La rottura della condotta idrica nella notte fra martedì 13 e mercoledì 14 gennaio ha lasciato strascichi politici. Il capogruppo di Lista per Ravenna, Alvaro Ancisi, discuterà un question time sul tema al prossimo consiglio comunale. La rottura ha lasciato una gran parte della città senz’acqua fino alle di 10 mercoledì. Il guasto è stato individuato in viale Farini. “Dopo diverse ore di lavoro, intorno alle 7 del mattino, gli operai hanno individuato il punto esatto della rottura” ha comunicato il sindaco Alessandro Barattoni sui social.
Secondo però la ricostruzione di Ancisi, nell’intervenire è stato perso tempo, per diversi motivi. Una delle prime segnalazioni della rottura è avvenuta alle 21.49.

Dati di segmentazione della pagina
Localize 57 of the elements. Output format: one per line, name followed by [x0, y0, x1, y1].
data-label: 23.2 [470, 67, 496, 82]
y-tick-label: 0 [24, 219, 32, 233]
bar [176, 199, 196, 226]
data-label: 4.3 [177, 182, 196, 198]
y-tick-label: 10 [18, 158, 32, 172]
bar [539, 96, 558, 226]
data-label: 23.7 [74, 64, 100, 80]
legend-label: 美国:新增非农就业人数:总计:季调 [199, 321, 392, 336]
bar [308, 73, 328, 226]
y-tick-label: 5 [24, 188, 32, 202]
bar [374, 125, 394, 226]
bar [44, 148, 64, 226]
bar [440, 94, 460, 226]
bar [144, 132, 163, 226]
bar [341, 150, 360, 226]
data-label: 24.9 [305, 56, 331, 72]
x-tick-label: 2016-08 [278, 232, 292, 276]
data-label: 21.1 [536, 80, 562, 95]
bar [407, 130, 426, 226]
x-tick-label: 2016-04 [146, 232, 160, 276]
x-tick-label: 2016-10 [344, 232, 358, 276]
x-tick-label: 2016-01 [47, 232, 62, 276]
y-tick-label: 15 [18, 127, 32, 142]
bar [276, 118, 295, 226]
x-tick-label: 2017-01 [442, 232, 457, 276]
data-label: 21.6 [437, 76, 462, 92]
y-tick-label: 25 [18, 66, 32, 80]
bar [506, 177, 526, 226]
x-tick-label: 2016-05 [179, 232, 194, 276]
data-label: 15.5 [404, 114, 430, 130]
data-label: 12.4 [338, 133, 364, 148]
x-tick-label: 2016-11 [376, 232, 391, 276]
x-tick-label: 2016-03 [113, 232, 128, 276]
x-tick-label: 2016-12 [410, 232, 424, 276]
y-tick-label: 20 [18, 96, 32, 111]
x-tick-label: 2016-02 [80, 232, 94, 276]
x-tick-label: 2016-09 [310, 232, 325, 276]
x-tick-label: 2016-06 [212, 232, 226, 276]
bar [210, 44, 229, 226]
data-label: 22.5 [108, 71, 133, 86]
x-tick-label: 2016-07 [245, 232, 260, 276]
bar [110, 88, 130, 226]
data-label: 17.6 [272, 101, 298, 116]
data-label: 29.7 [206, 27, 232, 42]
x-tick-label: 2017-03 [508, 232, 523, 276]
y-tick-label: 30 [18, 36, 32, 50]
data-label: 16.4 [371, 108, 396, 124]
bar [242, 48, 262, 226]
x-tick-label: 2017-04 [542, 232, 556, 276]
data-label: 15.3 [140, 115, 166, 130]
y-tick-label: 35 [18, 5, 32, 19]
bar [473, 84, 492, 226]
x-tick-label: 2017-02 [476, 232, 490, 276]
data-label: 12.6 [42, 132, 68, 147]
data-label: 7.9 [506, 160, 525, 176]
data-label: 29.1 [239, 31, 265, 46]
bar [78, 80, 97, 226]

Elenco esercizi
A. Per ciascuna affermazione indica se concorda con il brano sulla rottura della condotta idrica, citando le parole decisive: (i) il guasto si trovava in viale Farini; (ii) una delle prime segnalazioni della rottura è arrivata alle 7 del mattino; (iii) Alvaro Ancisi è capogruppo di Lista per Ravenna.
B. Trascrivi senza modifiche il passo del brano sulla rottura della condotta idrica compreso tra "La rottura della" e "avvenuta alle 21.49.", estremi inclusi.
L'elenco è materiale a sé, separato dal brano.

Soluzioni degli esercizi
A.
(i) Sì: "Il guasto è stato individuato in viale Farini."
(ii) No: "Una delle prime segnalazioni della rottura è avvenuta alle 21.49."
(iii) Sì: "Il capogruppo di Lista per Ravenna, Alvaro Ancisi"

B.
La rottura della condotta idrica nella notte fra martedì 13 e mercoledì 14 gennaio ha lasciato strascichi politici. Il capogruppo di Lista per Ravenna, Alvaro Ancisi, discuterà un question time sul tema al prossimo consiglio comunale. La rottura ha lasciato una gran parte della città senz’acqua fino alle di 10 mercoledì. Il guasto è stato individuato in viale Farini. “Dopo diverse ore di lavoro, intorno alle 7 del mattino, gli operai hanno individuato il punto esatto della rottura” ha comunicato il sindaco Alessandro Barattoni sui social.
Secondo però la ricostruzione di Ancisi, nell’intervenire è stato perso tempo, per diversi motivi. Una delle prime segnalazioni della rottura è avvenuta alle 21.49.